Exercise objective
Pick every line from the data that holds the word "ἦταν".

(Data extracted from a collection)
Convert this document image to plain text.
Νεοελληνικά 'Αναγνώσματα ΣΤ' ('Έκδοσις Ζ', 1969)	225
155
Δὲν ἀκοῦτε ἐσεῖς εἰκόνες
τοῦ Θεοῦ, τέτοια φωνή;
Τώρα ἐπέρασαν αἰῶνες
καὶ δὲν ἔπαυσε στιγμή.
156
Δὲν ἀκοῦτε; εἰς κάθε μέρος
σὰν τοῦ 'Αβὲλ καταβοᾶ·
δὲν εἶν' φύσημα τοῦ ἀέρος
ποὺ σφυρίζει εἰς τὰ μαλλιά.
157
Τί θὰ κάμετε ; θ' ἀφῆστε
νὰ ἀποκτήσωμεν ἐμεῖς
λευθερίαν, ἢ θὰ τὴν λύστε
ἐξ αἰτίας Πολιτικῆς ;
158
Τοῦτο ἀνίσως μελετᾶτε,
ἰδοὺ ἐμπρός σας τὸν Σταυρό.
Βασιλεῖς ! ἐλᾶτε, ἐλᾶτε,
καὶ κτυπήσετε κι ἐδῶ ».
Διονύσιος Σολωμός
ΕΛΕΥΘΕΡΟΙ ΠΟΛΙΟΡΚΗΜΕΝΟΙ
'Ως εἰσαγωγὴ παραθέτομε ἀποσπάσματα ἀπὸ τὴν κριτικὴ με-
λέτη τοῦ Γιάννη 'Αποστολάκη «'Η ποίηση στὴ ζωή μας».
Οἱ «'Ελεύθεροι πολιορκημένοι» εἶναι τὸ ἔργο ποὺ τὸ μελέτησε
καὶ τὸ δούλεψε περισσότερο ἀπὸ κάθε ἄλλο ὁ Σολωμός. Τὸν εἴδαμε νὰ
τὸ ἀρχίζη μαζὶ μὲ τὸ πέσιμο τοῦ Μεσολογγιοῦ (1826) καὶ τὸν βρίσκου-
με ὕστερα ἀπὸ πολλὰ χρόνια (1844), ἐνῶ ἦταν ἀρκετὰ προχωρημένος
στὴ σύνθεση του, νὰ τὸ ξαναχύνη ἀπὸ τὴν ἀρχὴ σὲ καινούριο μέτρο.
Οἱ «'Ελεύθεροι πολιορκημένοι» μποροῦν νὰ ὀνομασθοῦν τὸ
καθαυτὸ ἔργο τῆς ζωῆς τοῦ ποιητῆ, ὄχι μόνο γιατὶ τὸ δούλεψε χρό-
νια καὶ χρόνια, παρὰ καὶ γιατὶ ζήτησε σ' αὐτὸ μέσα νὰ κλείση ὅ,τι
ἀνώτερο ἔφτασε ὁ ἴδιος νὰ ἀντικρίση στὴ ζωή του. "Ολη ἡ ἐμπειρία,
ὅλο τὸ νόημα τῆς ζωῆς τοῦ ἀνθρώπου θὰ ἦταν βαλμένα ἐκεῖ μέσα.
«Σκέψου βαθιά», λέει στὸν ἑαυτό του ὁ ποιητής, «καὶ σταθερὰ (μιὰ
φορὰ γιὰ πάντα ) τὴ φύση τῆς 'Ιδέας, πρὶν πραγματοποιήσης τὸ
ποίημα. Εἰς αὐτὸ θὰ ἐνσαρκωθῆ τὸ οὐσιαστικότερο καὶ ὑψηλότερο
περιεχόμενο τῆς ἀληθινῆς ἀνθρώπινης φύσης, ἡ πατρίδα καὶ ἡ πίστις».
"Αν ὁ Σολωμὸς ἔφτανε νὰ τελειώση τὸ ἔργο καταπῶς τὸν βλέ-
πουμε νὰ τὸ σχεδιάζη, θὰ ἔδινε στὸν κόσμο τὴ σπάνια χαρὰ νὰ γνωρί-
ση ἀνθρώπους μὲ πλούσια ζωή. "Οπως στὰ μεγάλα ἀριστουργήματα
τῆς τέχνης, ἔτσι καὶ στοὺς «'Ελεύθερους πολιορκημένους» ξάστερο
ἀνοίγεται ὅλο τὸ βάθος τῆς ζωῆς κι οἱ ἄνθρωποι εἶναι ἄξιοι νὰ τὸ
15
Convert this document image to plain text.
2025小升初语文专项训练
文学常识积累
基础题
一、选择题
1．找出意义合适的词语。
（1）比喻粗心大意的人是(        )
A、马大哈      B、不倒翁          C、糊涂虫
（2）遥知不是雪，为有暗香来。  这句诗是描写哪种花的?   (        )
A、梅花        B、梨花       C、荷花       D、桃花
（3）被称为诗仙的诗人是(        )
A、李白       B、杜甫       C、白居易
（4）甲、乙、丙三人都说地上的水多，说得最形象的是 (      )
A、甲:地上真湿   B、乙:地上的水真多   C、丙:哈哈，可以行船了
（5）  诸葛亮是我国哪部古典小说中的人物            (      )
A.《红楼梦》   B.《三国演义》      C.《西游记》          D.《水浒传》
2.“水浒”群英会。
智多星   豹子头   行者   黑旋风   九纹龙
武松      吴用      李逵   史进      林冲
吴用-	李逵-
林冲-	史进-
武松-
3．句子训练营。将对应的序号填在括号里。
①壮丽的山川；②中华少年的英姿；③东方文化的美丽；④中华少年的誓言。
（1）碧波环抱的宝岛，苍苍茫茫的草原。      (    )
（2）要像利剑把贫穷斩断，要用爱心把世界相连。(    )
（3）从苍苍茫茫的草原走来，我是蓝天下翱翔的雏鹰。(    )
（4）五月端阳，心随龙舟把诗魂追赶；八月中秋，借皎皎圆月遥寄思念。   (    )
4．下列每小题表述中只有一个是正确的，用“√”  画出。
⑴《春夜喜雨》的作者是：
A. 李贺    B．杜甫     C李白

Full answer
με ὕστερα ἀπὸ πολλὰ χρόνια (1844), ἐνῶ ἦταν ἀρκετὰ προχωρημένος
ὅλο τὸ νόημα τῆς ζωῆς τοῦ ἀνθρώπου θὰ ἦταν βαλμένα ἐκεῖ μέσα.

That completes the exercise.